- _Task goal_: The material below should be written out in full and exactly; pictures stay out of the copy.

- _Dataset_:
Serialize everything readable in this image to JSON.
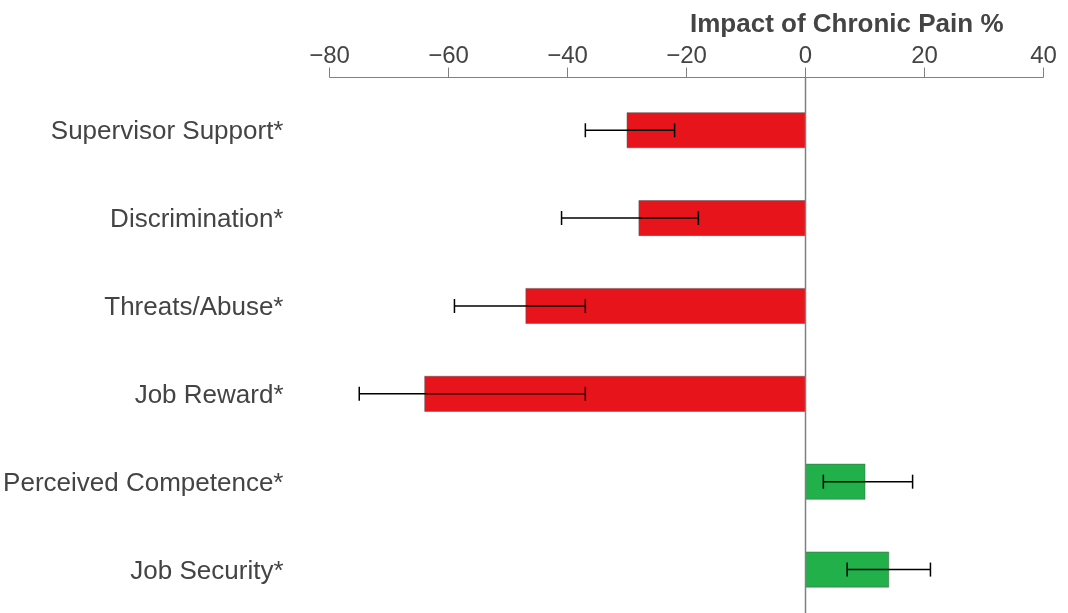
{
  "chart_data": {
    "type": "bar",
    "orientation": "horizontal",
    "title": "Impact of Chronic Pain %",
    "categories": [
      "Supervisor Support*",
      "Discrimination*",
      "Threats/Abuse*",
      "Job Reward*",
      "Perceived Competence*",
      "Job Security*"
    ],
    "values": [
      -30,
      -28,
      -47,
      -64,
      10,
      14
    ],
    "colors": [
      "#e8141c",
      "#e8141c",
      "#e8141c",
      "#e8141c",
      "#22b04a",
      "#22b04a"
    ],
    "errors": [
      [
        -37,
        -22
      ],
      [
        -41,
        -18
      ],
      [
        -59,
        -37
      ],
      [
        -75,
        -37
      ],
      [
        3,
        18
      ],
      [
        7,
        21
      ]
    ],
    "xlim": [
      -80,
      40
    ],
    "xticks": [
      -80,
      -60,
      -40,
      -20,
      0,
      20,
      40
    ],
    "ref_lines": [
      {
        "axis": "x",
        "value": 0,
        "color": "#808080"
      }
    ],
    "grid": false
  }
}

- _Correct output_:
Serialize everything readable in this image to JSON.
{
  "chart_data": {
    "type": "bar",
    "orientation": "horizontal",
    "title": "Impact of Chronic Pain %",
    "categories": [
      "Supervisor Support*",
      "Discrimination*",
      "Threats/Abuse*",
      "Job Reward*",
      "Perceived Competence*",
      "Job Security*"
    ],
    "values": [
      -30,
      -28,
      -47,
      -64,
      10,
      14
    ],
    "colors": [
      "#e8141c",
      "#e8141c",
      "#e8141c",
      "#e8141c",
      "#22b04a",
      "#22b04a"
    ],
    "errors": [
      [
        -37,
        -22
      ],
      [
        -41,
        -18
      ],
      [
        -59,
        -37
      ],
      [
        -75,
        -37
      ],
      [
        3,
        18
      ],
      [
        7,
        21
      ]
    ],
    "xlim": [
      -80,
      40
    ],
    "xticks": [
      -80,
      -60,
      -40,
      -20,
      0,
      20,
      40
    ],
    "ref_lines": [
      {
        "axis": "x",
        "value": 0,
        "color": "#808080"
      }
    ],
    "grid": false
  }
}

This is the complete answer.